# EXERCISE DESCRIPTION
The entries below contain pictures. Retype everything except those pictures, exactly as given.

# INPUT ROWS
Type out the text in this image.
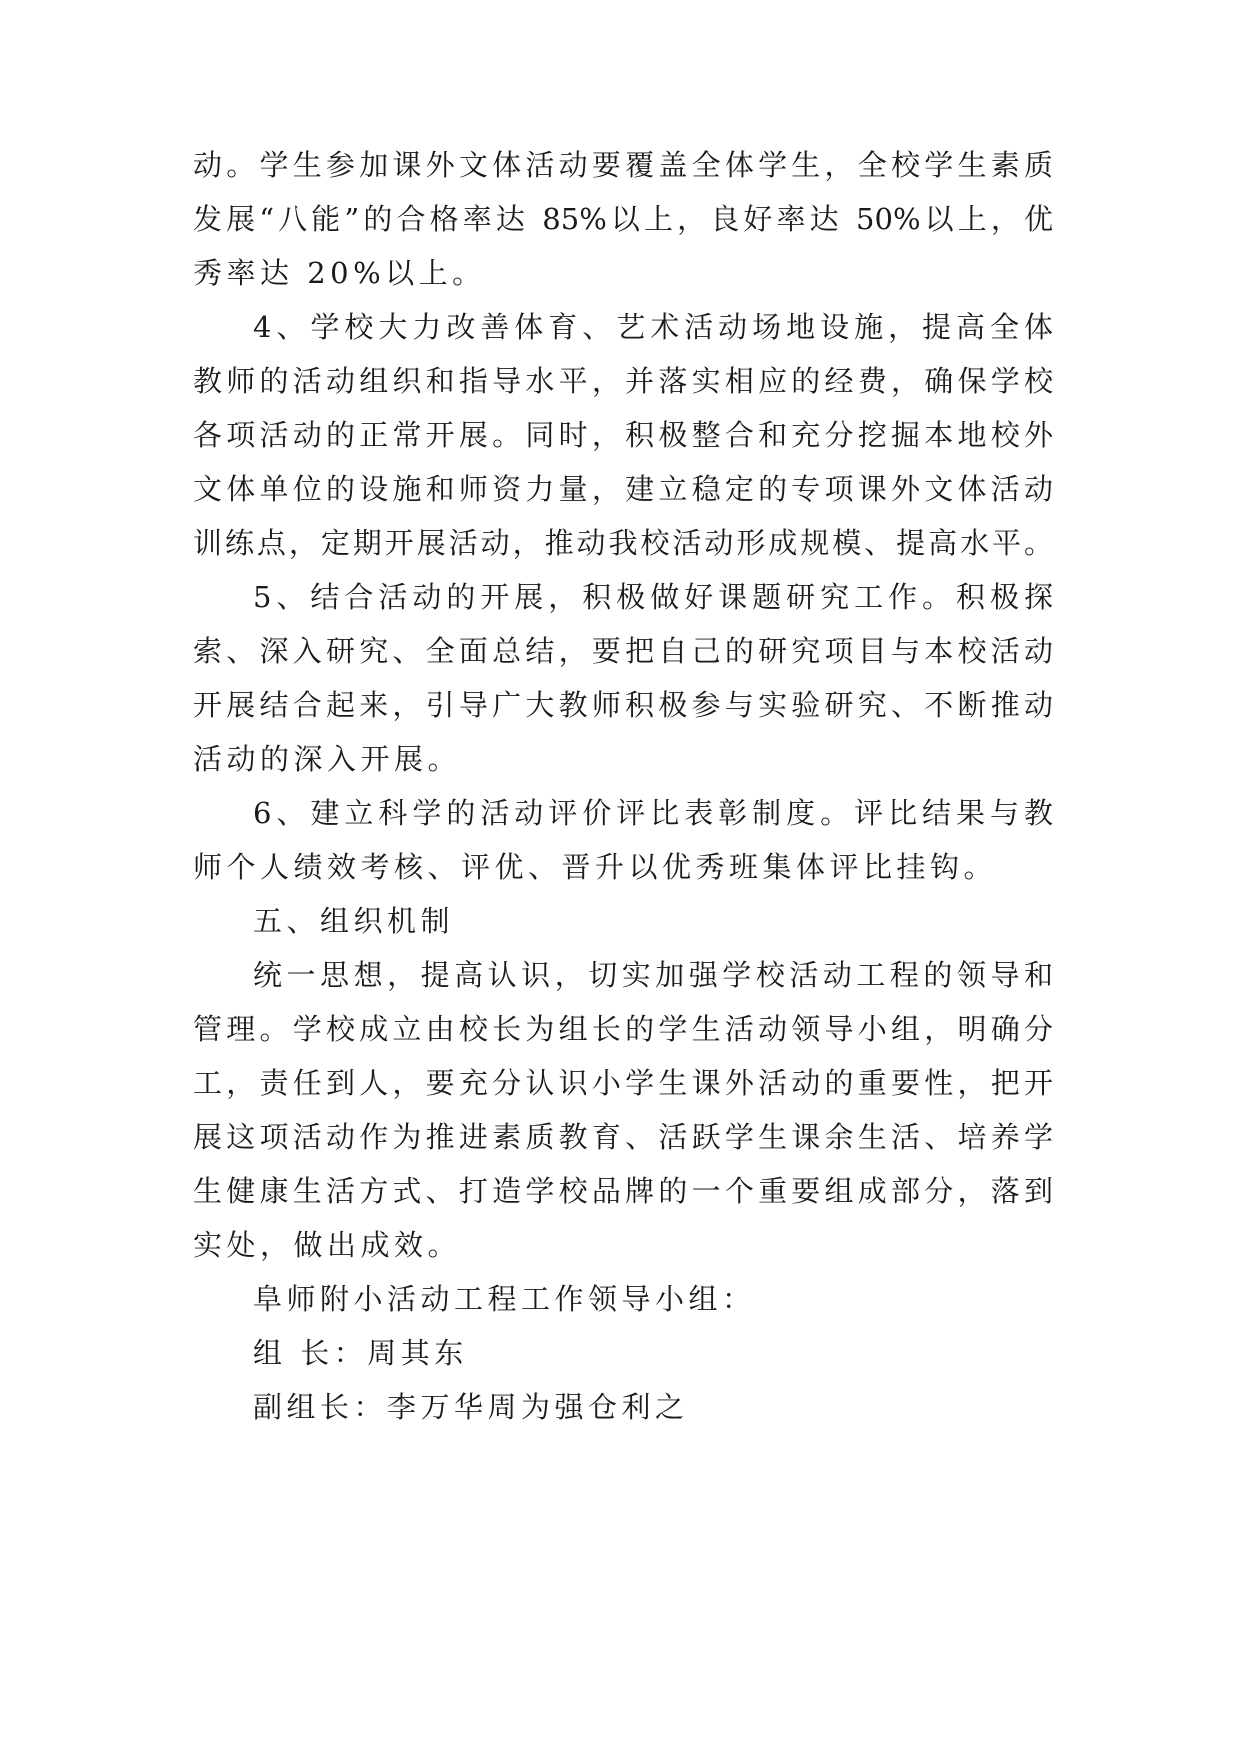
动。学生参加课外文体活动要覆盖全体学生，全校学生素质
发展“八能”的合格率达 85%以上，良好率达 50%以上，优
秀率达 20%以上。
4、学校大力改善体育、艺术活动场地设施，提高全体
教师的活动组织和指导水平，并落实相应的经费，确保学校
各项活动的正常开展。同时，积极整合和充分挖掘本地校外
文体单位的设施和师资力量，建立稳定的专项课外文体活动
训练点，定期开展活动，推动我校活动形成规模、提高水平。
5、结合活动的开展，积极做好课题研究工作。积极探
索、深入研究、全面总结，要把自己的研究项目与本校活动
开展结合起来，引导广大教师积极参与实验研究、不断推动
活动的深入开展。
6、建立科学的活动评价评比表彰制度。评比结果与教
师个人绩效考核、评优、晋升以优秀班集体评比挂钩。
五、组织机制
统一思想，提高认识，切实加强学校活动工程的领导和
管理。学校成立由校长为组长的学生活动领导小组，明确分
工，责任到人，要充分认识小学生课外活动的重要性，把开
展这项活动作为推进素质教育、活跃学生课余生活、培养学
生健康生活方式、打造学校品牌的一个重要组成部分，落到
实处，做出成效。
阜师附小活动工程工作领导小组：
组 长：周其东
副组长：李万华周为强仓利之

# TASK RESULT
Type out the text in this image.
动。学生参加课外文体活动要覆盖全体学生，全校学生素质
发展“八能”的合格率达 85%以上，良好率达 50%以上，优
秀率达 20%以上。
4、学校大力改善体育、艺术活动场地设施，提高全体
教师的活动组织和指导水平，并落实相应的经费，确保学校
各项活动的正常开展。同时，积极整合和充分挖掘本地校外
文体单位的设施和师资力量，建立稳定的专项课外文体活动
训练点，定期开展活动，推动我校活动形成规模、提高水平。
5、结合活动的开展，积极做好课题研究工作。积极探
索、深入研究、全面总结，要把自己的研究项目与本校活动
开展结合起来，引导广大教师积极参与实验研究、不断推动
活动的深入开展。
6、建立科学的活动评价评比表彰制度。评比结果与教
师个人绩效考核、评优、晋升以优秀班集体评比挂钩。
五、组织机制
统一思想，提高认识，切实加强学校活动工程的领导和
管理。学校成立由校长为组长的学生活动领导小组，明确分
工，责任到人，要充分认识小学生课外活动的重要性，把开
展这项活动作为推进素质教育、活跃学生课余生活、培养学
生健康生活方式、打造学校品牌的一个重要组成部分，落到
实处，做出成效。
阜师附小活动工程工作领导小组：
组 长：周其东
副组长：李万华周为强仓利之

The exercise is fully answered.